Locate the string "name" throughout the material and copy every line in which it occurs.

**Records about charts and figures**
• • • • • • •
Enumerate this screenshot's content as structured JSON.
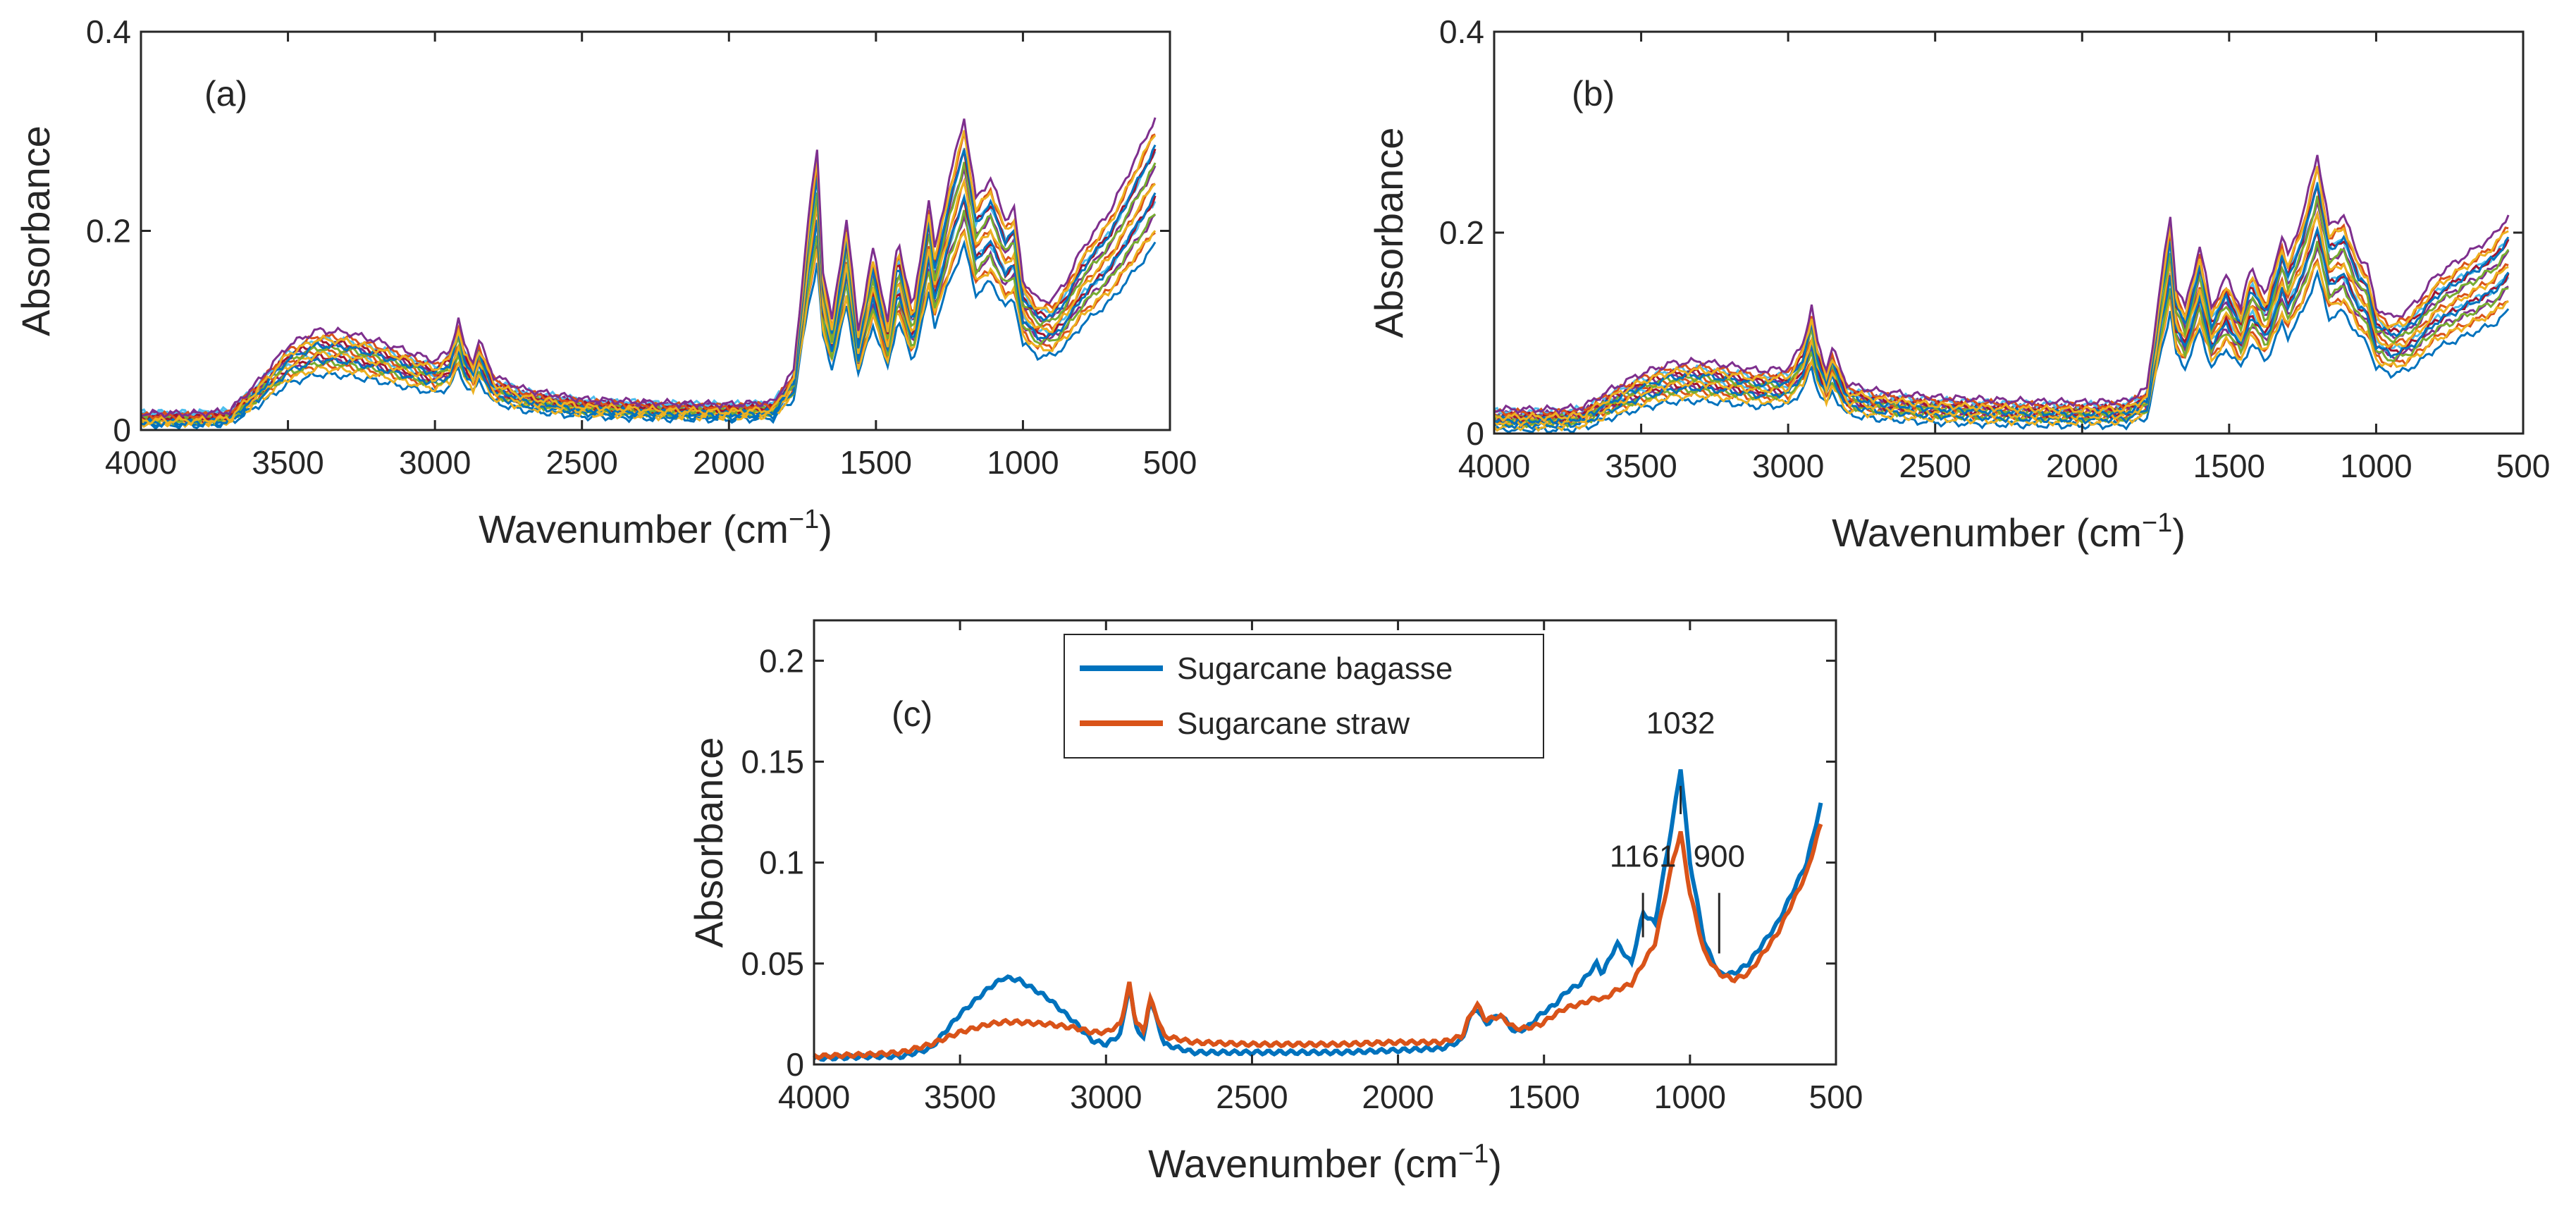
{
  "chart_data": [
    {
      "id": "a",
      "type": "line",
      "panel_label": "(a)",
      "xlabel": "Wavenumber (cm",
      "xlabel_sup": "−1",
      "xlabel_close": ")",
      "ylabel": "Absorbance",
      "xlim": [
        4000,
        500
      ],
      "ylim": [
        0,
        0.4
      ],
      "xticks": [
        4000,
        3500,
        3000,
        2500,
        2000,
        1500,
        1000,
        500
      ],
      "xtick_labels": [
        "4000",
        "3500",
        "3000",
        "2500",
        "2000",
        "1500",
        "1000",
        "500"
      ],
      "yticks": [
        0,
        0.2,
        0.4
      ],
      "ytick_labels": [
        "0",
        "0.2",
        "0.4"
      ],
      "spectra_count": 18,
      "series_colors": [
        "#0072BD",
        "#D95319",
        "#EDB120",
        "#7E2F8E",
        "#77AC30",
        "#4DBEEE",
        "#A2142F"
      ],
      "base_profile": {
        "x": [
          4000,
          3800,
          3700,
          3600,
          3500,
          3400,
          3300,
          3200,
          3100,
          3000,
          2950,
          2920,
          2900,
          2870,
          2850,
          2800,
          2700,
          2500,
          2200,
          2000,
          1850,
          1780,
          1730,
          1700,
          1680,
          1650,
          1600,
          1560,
          1510,
          1460,
          1425,
          1375,
          1320,
          1300,
          1250,
          1200,
          1160,
          1110,
          1060,
          1030,
          1000,
          950,
          900,
          850,
          800,
          700,
          600,
          550
        ],
        "y": [
          0.008,
          0.008,
          0.01,
          0.04,
          0.075,
          0.09,
          0.088,
          0.08,
          0.07,
          0.06,
          0.07,
          0.1,
          0.075,
          0.06,
          0.08,
          0.045,
          0.032,
          0.022,
          0.018,
          0.017,
          0.019,
          0.05,
          0.2,
          0.27,
          0.15,
          0.1,
          0.2,
          0.09,
          0.17,
          0.1,
          0.18,
          0.11,
          0.22,
          0.17,
          0.24,
          0.3,
          0.22,
          0.24,
          0.2,
          0.21,
          0.14,
          0.12,
          0.12,
          0.14,
          0.17,
          0.21,
          0.27,
          0.3
        ]
      }
    },
    {
      "id": "b",
      "type": "line",
      "panel_label": "(b)",
      "xlabel": "Wavenumber (cm",
      "xlabel_sup": "−1",
      "xlabel_close": ")",
      "ylabel": "Absorbance",
      "xlim": [
        4000,
        500
      ],
      "ylim": [
        0,
        0.4
      ],
      "xticks": [
        4000,
        3500,
        3000,
        2500,
        2000,
        1500,
        1000,
        500
      ],
      "xtick_labels": [
        "4000",
        "3500",
        "3000",
        "2500",
        "2000",
        "1500",
        "1000",
        "500"
      ],
      "yticks": [
        0,
        0.2,
        0.4
      ],
      "ytick_labels": [
        "0",
        "0.2",
        "0.4"
      ],
      "spectra_count": 18,
      "series_colors": [
        "#0072BD",
        "#D95319",
        "#EDB120",
        "#7E2F8E",
        "#77AC30",
        "#4DBEEE",
        "#A2142F"
      ],
      "base_profile": {
        "x": [
          4000,
          3800,
          3700,
          3600,
          3500,
          3400,
          3300,
          3200,
          3100,
          3000,
          2950,
          2920,
          2900,
          2870,
          2850,
          2800,
          2700,
          2500,
          2200,
          2000,
          1850,
          1780,
          1730,
          1700,
          1680,
          1650,
          1600,
          1560,
          1510,
          1460,
          1425,
          1375,
          1320,
          1300,
          1250,
          1200,
          1160,
          1110,
          1060,
          1030,
          1000,
          950,
          900,
          850,
          800,
          700,
          600,
          550
        ],
        "y": [
          0.03,
          0.03,
          0.032,
          0.05,
          0.065,
          0.075,
          0.077,
          0.073,
          0.068,
          0.07,
          0.095,
          0.13,
          0.095,
          0.07,
          0.09,
          0.055,
          0.048,
          0.042,
          0.038,
          0.037,
          0.038,
          0.05,
          0.16,
          0.22,
          0.15,
          0.13,
          0.19,
          0.13,
          0.16,
          0.13,
          0.17,
          0.14,
          0.2,
          0.18,
          0.22,
          0.28,
          0.21,
          0.22,
          0.18,
          0.17,
          0.13,
          0.12,
          0.125,
          0.14,
          0.16,
          0.18,
          0.2,
          0.22
        ]
      }
    },
    {
      "id": "c",
      "type": "line",
      "panel_label": "(c)",
      "xlabel": "Wavenumber (cm",
      "xlabel_sup": "−1",
      "xlabel_close": ")",
      "ylabel": "Absorbance",
      "xlim": [
        4000,
        500
      ],
      "ylim": [
        0,
        0.22
      ],
      "xticks": [
        4000,
        3500,
        3000,
        2500,
        2000,
        1500,
        1000,
        500
      ],
      "xtick_labels": [
        "4000",
        "3500",
        "3000",
        "2500",
        "2000",
        "1500",
        "1000",
        "500"
      ],
      "yticks": [
        0,
        0.05,
        0.1,
        0.15,
        0.2
      ],
      "ytick_labels": [
        "0",
        "0.05",
        "0.1",
        "0.15",
        "0.2"
      ],
      "legend_position": "top-center",
      "series": [
        {
          "name": "Sugarcane bagasse",
          "color": "#0072BD",
          "x": [
            4000,
            3800,
            3700,
            3600,
            3500,
            3400,
            3350,
            3300,
            3200,
            3100,
            3050,
            3000,
            2950,
            2920,
            2900,
            2870,
            2850,
            2800,
            2700,
            2500,
            2200,
            2000,
            1850,
            1780,
            1760,
            1730,
            1700,
            1650,
            1600,
            1560,
            1510,
            1460,
            1425,
            1375,
            1320,
            1300,
            1250,
            1200,
            1161,
            1120,
            1060,
            1032,
            1000,
            950,
            900,
            850,
            800,
            700,
            600,
            550
          ],
          "y": [
            0.003,
            0.004,
            0.004,
            0.008,
            0.025,
            0.038,
            0.043,
            0.042,
            0.033,
            0.02,
            0.012,
            0.01,
            0.015,
            0.04,
            0.02,
            0.012,
            0.033,
            0.01,
            0.006,
            0.006,
            0.006,
            0.007,
            0.008,
            0.012,
            0.022,
            0.028,
            0.02,
            0.025,
            0.016,
            0.018,
            0.025,
            0.03,
            0.036,
            0.04,
            0.05,
            0.045,
            0.06,
            0.05,
            0.075,
            0.07,
            0.12,
            0.147,
            0.1,
            0.06,
            0.045,
            0.045,
            0.05,
            0.07,
            0.1,
            0.13
          ]
        },
        {
          "name": "Sugarcane straw",
          "color": "#D95319",
          "x": [
            4000,
            3800,
            3700,
            3600,
            3500,
            3400,
            3350,
            3300,
            3200,
            3100,
            3050,
            3000,
            2950,
            2920,
            2900,
            2870,
            2850,
            2800,
            2700,
            2500,
            2200,
            2000,
            1850,
            1780,
            1760,
            1730,
            1700,
            1650,
            1600,
            1560,
            1510,
            1460,
            1425,
            1375,
            1320,
            1300,
            1250,
            1200,
            1161,
            1120,
            1060,
            1032,
            1000,
            950,
            900,
            850,
            800,
            700,
            600,
            550
          ],
          "y": [
            0.004,
            0.005,
            0.006,
            0.01,
            0.016,
            0.02,
            0.021,
            0.021,
            0.02,
            0.018,
            0.016,
            0.016,
            0.02,
            0.04,
            0.022,
            0.016,
            0.033,
            0.014,
            0.011,
            0.01,
            0.01,
            0.011,
            0.011,
            0.014,
            0.022,
            0.03,
            0.022,
            0.024,
            0.018,
            0.018,
            0.02,
            0.025,
            0.028,
            0.03,
            0.033,
            0.032,
            0.037,
            0.04,
            0.05,
            0.06,
            0.1,
            0.115,
            0.085,
            0.055,
            0.045,
            0.042,
            0.045,
            0.065,
            0.095,
            0.12
          ]
        }
      ],
      "annotations": [
        {
          "text": "1032",
          "x": 1032,
          "y_line": [
            0.124,
            0.138
          ],
          "y_text": 0.164
        },
        {
          "text": "1161",
          "x": 1161,
          "y_line": [
            0.063,
            0.085
          ],
          "y_text": 0.098
        },
        {
          "text": "900",
          "x": 900,
          "y_line": [
            0.055,
            0.085
          ],
          "y_text": 0.098
        }
      ]
    }
  ]
}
• • • • • • •
**Result**
          "name": "Sugarcane bagasse",
          "name": "Sugarcane straw",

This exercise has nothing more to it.